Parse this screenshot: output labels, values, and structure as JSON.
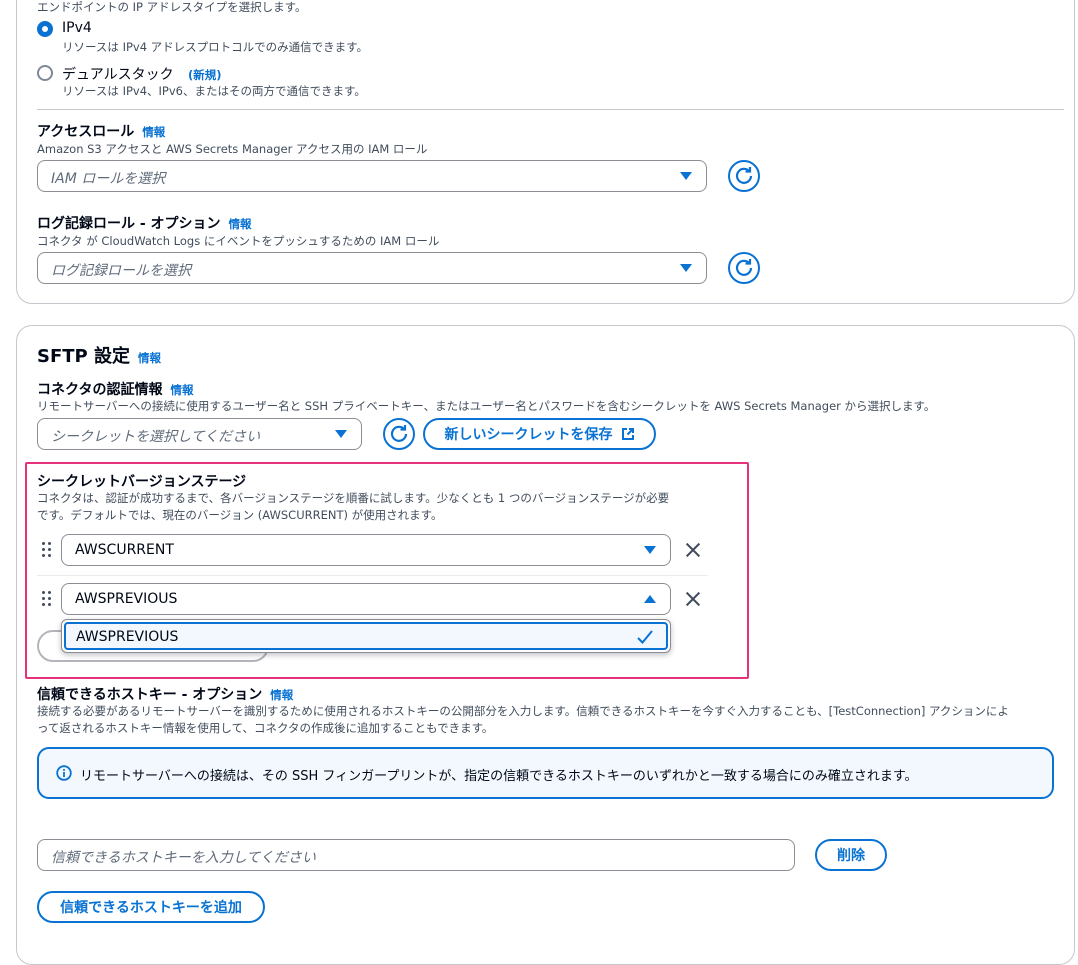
{
  "network": {
    "ip_type_description": "エンドポイントの IP アドレスタイプを選択します。",
    "ipv4": {
      "label": "IPv4",
      "description": "リソースは IPv4 アドレスプロトコルでのみ通信できます。"
    },
    "dualstack": {
      "label": "デュアルスタック",
      "badge": "(新規)",
      "description": "リソースは IPv4、IPv6、またはその両方で通信できます。"
    }
  },
  "access_role": {
    "label": "アクセスロール",
    "info": "情報",
    "description": "Amazon S3 アクセスと AWS Secrets Manager アクセス用の IAM ロール",
    "placeholder": "IAM ロールを選択"
  },
  "logging_role": {
    "label": "ログ記録ロール - オプション",
    "info": "情報",
    "description": "コネクタ が CloudWatch Logs にイベントをプッシュするための IAM ロール",
    "placeholder": "ログ記録ロールを選択"
  },
  "sftp": {
    "title": "SFTP 設定",
    "info": "情報",
    "credentials": {
      "label": "コネクタの認証情報",
      "info": "情報",
      "description": "リモートサーバーへの接続に使用するユーザー名と SSH プライベートキー、またはユーザー名とパスワードを含むシークレットを AWS Secrets Manager から選択します。",
      "placeholder": "シークレットを選択してください",
      "save_button": "新しいシークレットを保存"
    },
    "version_stage": {
      "label": "シークレットバージョンステージ",
      "description_line1": "コネクタは、認証が成功するまで、各バージョンステージを順番に試します。少なくとも 1 つのバージョンステージが必要",
      "description_line2": "です。デフォルトでは、現在のバージョン (AWSCURRENT) が使用されます。",
      "stage1": "AWSCURRENT",
      "stage2": "AWSPREVIOUS",
      "dropdown_option": "AWSPREVIOUS"
    },
    "host_key": {
      "label": "信頼できるホストキー - オプション",
      "info": "情報",
      "description_line1": "接続する必要があるリモートサーバーを識別するために使用されるホストキーの公開部分を入力します。信頼できるホストキーを今すぐ入力することも、[TestConnection] アクションによ",
      "description_line2": "って返されるホストキー情報を使用して、コネクタの作成後に追加することもできます。",
      "alert": "リモートサーバーへの接続は、その SSH フィンガープリントが、指定の信頼できるホストキーのいずれかと一致する場合にのみ確立されます。",
      "placeholder": "信頼できるホストキーを入力してください",
      "delete_button": "削除",
      "add_button": "信頼できるホストキーを追加"
    }
  },
  "colors": {
    "accent": "#0972d3",
    "highlight": "#e7317d"
  }
}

---------------

* **Task details**
Go back to the records above and write them out exactly, without the pictures.

* **Solution to this exercise**
Parse this screenshot: output labels, values, and structure as JSON.
{
  "network": {
    "ip_type_description": "エンドポイントの IP アドレスタイプを選択します。",
    "ipv4": {
      "label": "IPv4",
      "description": "リソースは IPv4 アドレスプロトコルでのみ通信できます。"
    },
    "dualstack": {
      "label": "デュアルスタック",
      "badge": "(新規)",
      "description": "リソースは IPv4、IPv6、またはその両方で通信できます。"
    }
  },
  "access_role": {
    "label": "アクセスロール",
    "info": "情報",
    "description": "Amazon S3 アクセスと AWS Secrets Manager アクセス用の IAM ロール",
    "placeholder": "IAM ロールを選択"
  },
  "logging_role": {
    "label": "ログ記録ロール - オプション",
    "info": "情報",
    "description": "コネクタ が CloudWatch Logs にイベントをプッシュするための IAM ロール",
    "placeholder": "ログ記録ロールを選択"
  },
  "sftp": {
    "title": "SFTP 設定",
    "info": "情報",
    "credentials": {
      "label": "コネクタの認証情報",
      "info": "情報",
      "description": "リモートサーバーへの接続に使用するユーザー名と SSH プライベートキー、またはユーザー名とパスワードを含むシークレットを AWS Secrets Manager から選択します。",
      "placeholder": "シークレットを選択してください",
      "save_button": "新しいシークレットを保存"
    },
    "version_stage": {
      "label": "シークレットバージョンステージ",
      "description_line1": "コネクタは、認証が成功するまで、各バージョンステージを順番に試します。少なくとも 1 つのバージョンステージが必要",
      "description_line2": "です。デフォルトでは、現在のバージョン (AWSCURRENT) が使用されます。",
      "stage1": "AWSCURRENT",
      "stage2": "AWSPREVIOUS",
      "dropdown_option": "AWSPREVIOUS"
    },
    "host_key": {
      "label": "信頼できるホストキー - オプション",
      "info": "情報",
      "description_line1": "接続する必要があるリモートサーバーを識別するために使用されるホストキーの公開部分を入力します。信頼できるホストキーを今すぐ入力することも、[TestConnection] アクションによ",
      "description_line2": "って返されるホストキー情報を使用して、コネクタの作成後に追加することもできます。",
      "alert": "リモートサーバーへの接続は、その SSH フィンガープリントが、指定の信頼できるホストキーのいずれかと一致する場合にのみ確立されます。",
      "placeholder": "信頼できるホストキーを入力してください",
      "delete_button": "削除",
      "add_button": "信頼できるホストキーを追加"
    }
  },
  "colors": {
    "accent": "#0972d3",
    "highlight": "#e7317d"
  }
}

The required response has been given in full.